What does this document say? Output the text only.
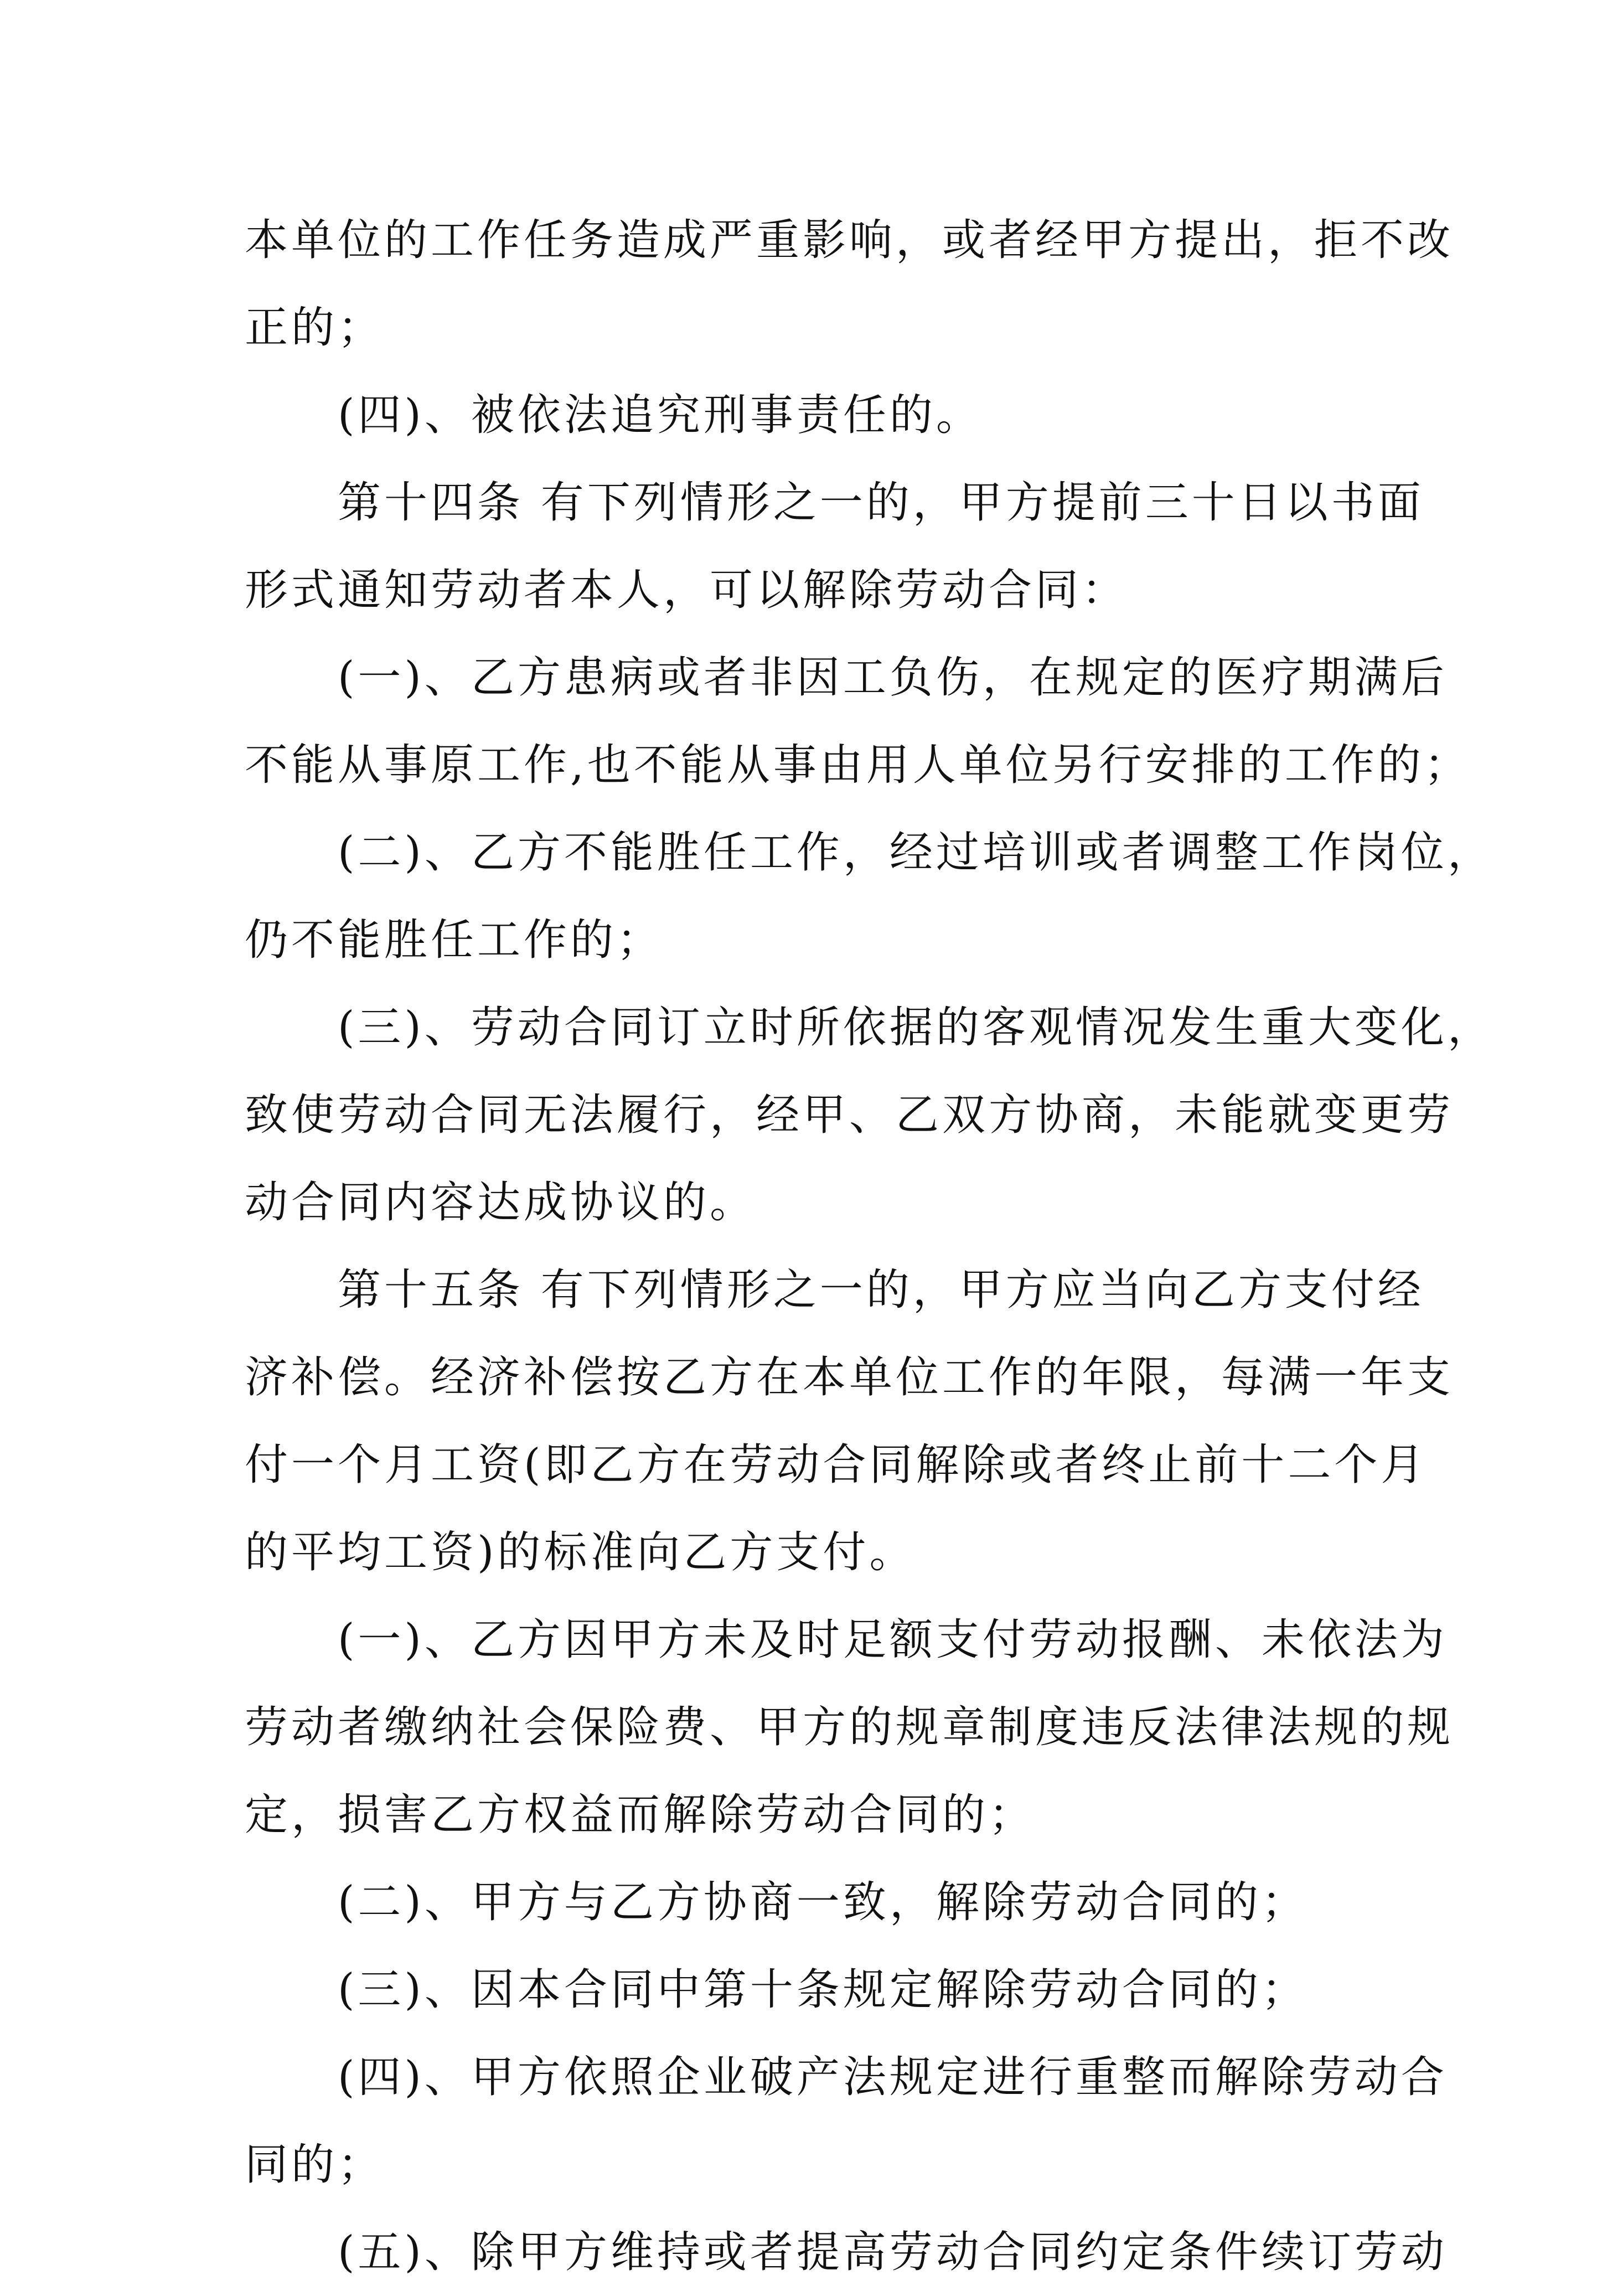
本单位的工作任务造成严重影响，或者经甲方提出，拒不改
正的；
(四)、被依法追究刑事责任的。
第十四条 有下列情形之一的，甲方提前三十日以书面
形式通知劳动者本人，可以解除劳动合同：
(一)、乙方患病或者非因工负伤，在规定的医疗期满后
不能从事原工作,也不能从事由用人单位另行安排的工作的；
(二)、乙方不能胜任工作，经过培训或者调整工作岗位，
仍不能胜任工作的；
(三)、劳动合同订立时所依据的客观情况发生重大变化，
致使劳动合同无法履行，经甲、乙双方协商，未能就变更劳
动合同内容达成协议的。
第十五条 有下列情形之一的，甲方应当向乙方支付经
济补偿。经济补偿按乙方在本单位工作的年限，每满一年支
付一个月工资(即乙方在劳动合同解除或者终止前十二个月
的平均工资)的标准向乙方支付。
(一)、乙方因甲方未及时足额支付劳动报酬、未依法为
劳动者缴纳社会保险费、甲方的规章制度违反法律法规的规
定，损害乙方权益而解除劳动合同的；
(二)、甲方与乙方协商一致，解除劳动合同的；
(三)、因本合同中第十条规定解除劳动合同的；
(四)、甲方依照企业破产法规定进行重整而解除劳动合
同的；
(五)、除甲方维持或者提高劳动合同约定条件续订劳动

....

### What you are asked to do
Write out the records above exactly as they stand, leaving out every picture.

### The output
What does this document say? Output the text only.
本单位的工作任务造成严重影响，或者经甲方提出，拒不改
正的；
(四)、被依法追究刑事责任的。
第十四条 有下列情形之一的，甲方提前三十日以书面
形式通知劳动者本人，可以解除劳动合同：
(一)、乙方患病或者非因工负伤，在规定的医疗期满后
不能从事原工作,也不能从事由用人单位另行安排的工作的；
(二)、乙方不能胜任工作，经过培训或者调整工作岗位，
仍不能胜任工作的；
(三)、劳动合同订立时所依据的客观情况发生重大变化，
致使劳动合同无法履行，经甲、乙双方协商，未能就变更劳
动合同内容达成协议的。
第十五条 有下列情形之一的，甲方应当向乙方支付经
济补偿。经济补偿按乙方在本单位工作的年限，每满一年支
付一个月工资(即乙方在劳动合同解除或者终止前十二个月
的平均工资)的标准向乙方支付。
(一)、乙方因甲方未及时足额支付劳动报酬、未依法为
劳动者缴纳社会保险费、甲方的规章制度违反法律法规的规
定，损害乙方权益而解除劳动合同的；
(二)、甲方与乙方协商一致，解除劳动合同的；
(三)、因本合同中第十条规定解除劳动合同的；
(四)、甲方依照企业破产法规定进行重整而解除劳动合
同的；
(五)、除甲方维持或者提高劳动合同约定条件续订劳动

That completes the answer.